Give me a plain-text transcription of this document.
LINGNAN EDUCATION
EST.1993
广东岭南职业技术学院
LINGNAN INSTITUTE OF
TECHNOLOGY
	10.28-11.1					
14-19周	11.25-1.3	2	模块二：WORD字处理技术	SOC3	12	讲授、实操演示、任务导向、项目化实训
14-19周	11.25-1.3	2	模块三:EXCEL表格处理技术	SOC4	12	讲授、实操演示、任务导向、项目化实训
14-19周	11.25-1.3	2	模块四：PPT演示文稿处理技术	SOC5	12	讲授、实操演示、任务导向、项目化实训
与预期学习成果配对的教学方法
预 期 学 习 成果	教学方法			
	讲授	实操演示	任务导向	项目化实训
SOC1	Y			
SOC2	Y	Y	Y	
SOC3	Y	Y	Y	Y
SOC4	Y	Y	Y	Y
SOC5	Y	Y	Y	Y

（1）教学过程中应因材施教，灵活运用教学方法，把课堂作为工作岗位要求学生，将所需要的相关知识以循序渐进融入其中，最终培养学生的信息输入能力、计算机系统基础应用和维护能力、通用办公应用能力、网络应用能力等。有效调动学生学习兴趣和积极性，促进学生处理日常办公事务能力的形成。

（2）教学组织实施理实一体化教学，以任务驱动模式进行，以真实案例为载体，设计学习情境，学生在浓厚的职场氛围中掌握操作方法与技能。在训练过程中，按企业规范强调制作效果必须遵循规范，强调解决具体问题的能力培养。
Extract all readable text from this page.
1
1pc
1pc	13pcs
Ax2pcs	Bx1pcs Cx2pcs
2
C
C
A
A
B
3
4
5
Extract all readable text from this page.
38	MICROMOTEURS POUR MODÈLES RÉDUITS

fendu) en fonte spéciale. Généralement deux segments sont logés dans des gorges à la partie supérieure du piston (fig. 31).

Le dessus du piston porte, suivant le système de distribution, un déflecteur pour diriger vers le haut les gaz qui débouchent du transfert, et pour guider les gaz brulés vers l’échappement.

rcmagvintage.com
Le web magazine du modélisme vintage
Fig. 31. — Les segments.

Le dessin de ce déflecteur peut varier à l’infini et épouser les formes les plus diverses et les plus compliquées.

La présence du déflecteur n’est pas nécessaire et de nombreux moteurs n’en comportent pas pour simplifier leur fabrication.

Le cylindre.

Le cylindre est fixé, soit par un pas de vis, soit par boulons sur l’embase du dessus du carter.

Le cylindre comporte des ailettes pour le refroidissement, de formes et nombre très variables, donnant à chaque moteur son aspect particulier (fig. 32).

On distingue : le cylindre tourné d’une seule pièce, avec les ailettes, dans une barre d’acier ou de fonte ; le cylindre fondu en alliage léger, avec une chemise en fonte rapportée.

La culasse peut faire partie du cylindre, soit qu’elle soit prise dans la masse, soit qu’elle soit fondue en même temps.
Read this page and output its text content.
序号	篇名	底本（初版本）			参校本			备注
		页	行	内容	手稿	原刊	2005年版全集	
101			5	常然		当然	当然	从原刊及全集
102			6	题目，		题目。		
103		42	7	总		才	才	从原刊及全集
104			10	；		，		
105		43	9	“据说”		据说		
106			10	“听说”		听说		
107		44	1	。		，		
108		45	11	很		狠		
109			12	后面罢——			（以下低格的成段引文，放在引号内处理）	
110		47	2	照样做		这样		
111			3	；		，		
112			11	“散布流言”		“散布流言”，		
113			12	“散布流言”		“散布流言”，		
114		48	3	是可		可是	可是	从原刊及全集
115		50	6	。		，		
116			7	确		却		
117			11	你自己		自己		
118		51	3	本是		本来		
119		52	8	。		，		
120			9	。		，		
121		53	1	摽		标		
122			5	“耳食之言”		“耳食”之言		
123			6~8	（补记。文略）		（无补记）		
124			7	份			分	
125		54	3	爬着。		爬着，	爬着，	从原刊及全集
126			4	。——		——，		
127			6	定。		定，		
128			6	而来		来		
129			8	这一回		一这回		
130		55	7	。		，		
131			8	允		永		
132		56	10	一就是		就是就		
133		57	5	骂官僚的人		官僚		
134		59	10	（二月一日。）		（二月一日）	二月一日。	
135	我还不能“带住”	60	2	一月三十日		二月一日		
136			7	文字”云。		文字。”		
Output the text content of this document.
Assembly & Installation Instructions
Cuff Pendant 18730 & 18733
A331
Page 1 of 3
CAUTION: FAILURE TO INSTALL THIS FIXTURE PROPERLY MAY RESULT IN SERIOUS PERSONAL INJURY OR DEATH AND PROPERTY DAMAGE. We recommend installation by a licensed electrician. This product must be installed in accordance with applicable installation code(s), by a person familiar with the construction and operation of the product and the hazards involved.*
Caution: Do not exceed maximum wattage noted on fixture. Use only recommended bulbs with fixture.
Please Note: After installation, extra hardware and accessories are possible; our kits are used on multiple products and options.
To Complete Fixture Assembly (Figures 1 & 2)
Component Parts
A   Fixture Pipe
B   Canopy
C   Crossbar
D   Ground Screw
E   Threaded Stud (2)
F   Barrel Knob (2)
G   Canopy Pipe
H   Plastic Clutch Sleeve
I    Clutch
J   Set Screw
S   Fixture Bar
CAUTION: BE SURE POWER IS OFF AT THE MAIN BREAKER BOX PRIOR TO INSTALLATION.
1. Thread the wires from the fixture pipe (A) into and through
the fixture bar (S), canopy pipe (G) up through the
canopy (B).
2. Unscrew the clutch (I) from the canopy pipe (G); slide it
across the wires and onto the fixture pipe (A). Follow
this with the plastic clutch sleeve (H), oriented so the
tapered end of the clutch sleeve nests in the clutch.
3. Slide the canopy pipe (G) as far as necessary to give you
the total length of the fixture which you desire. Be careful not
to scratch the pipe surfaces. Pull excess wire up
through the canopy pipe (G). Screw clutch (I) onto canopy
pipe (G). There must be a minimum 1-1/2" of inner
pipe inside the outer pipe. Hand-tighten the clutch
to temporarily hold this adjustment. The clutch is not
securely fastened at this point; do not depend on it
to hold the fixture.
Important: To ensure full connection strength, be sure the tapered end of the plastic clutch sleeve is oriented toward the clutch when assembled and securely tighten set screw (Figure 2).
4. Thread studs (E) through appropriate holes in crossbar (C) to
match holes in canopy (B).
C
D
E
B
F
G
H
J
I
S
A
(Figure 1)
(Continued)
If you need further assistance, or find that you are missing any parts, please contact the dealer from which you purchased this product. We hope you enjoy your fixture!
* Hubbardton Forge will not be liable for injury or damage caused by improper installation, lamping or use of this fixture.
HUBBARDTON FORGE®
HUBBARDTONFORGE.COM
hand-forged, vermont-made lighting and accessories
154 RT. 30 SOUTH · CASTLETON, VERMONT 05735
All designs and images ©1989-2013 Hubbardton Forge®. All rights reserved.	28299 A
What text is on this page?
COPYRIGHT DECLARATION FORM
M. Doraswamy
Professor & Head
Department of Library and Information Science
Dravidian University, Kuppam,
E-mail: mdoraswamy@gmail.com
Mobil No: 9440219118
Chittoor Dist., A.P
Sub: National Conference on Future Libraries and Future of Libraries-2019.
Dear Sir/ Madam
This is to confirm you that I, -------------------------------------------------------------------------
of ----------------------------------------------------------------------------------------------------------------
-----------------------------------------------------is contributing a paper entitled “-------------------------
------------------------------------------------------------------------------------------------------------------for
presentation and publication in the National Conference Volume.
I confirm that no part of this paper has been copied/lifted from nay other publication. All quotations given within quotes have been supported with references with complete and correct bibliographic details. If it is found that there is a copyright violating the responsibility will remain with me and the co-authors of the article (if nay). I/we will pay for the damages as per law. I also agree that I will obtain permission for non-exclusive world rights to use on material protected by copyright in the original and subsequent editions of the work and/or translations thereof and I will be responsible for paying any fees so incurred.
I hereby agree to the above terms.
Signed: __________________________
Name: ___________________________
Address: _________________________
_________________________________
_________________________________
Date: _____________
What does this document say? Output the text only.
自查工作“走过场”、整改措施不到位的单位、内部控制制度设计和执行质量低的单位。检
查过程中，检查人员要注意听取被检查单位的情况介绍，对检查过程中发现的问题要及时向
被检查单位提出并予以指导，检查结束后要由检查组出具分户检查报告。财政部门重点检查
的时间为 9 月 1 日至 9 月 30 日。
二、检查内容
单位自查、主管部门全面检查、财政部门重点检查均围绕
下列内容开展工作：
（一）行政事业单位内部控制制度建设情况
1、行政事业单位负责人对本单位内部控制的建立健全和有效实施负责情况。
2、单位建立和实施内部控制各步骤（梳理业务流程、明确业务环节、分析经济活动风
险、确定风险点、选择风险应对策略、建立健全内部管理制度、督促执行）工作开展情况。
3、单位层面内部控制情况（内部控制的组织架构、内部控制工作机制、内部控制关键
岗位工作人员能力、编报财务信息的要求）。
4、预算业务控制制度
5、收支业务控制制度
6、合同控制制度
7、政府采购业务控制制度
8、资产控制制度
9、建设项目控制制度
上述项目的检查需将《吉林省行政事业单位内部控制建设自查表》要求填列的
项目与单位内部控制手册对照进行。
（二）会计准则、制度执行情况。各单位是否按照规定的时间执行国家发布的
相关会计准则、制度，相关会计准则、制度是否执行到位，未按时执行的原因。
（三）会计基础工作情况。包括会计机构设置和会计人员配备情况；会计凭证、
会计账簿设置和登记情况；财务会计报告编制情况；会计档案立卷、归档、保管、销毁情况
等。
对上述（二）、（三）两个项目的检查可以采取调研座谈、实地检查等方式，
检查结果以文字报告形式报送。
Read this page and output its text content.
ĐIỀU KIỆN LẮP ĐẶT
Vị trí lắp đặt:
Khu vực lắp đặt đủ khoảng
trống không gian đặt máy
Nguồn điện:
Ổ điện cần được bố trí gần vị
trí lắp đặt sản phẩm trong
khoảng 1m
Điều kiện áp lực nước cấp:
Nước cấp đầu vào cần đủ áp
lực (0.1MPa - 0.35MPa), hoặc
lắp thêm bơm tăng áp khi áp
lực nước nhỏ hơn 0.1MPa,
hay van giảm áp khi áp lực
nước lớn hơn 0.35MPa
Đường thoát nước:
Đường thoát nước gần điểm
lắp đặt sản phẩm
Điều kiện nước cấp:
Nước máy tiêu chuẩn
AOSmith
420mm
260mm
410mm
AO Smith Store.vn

What the task requires → List each line in the listing that contains the string "fonte".

Complete response →
fendu) en fonte spéciale. Généralement deux segments sont logés dans des gorges à la partie supérieure du piston (fig. 31).
On distingue : le cylindre tourné d’une seule pièce, avec les ailettes, dans une barre d’acier ou de fonte ; le cylindre fondu en alliage léger, avec une chemise en fonte rapportée.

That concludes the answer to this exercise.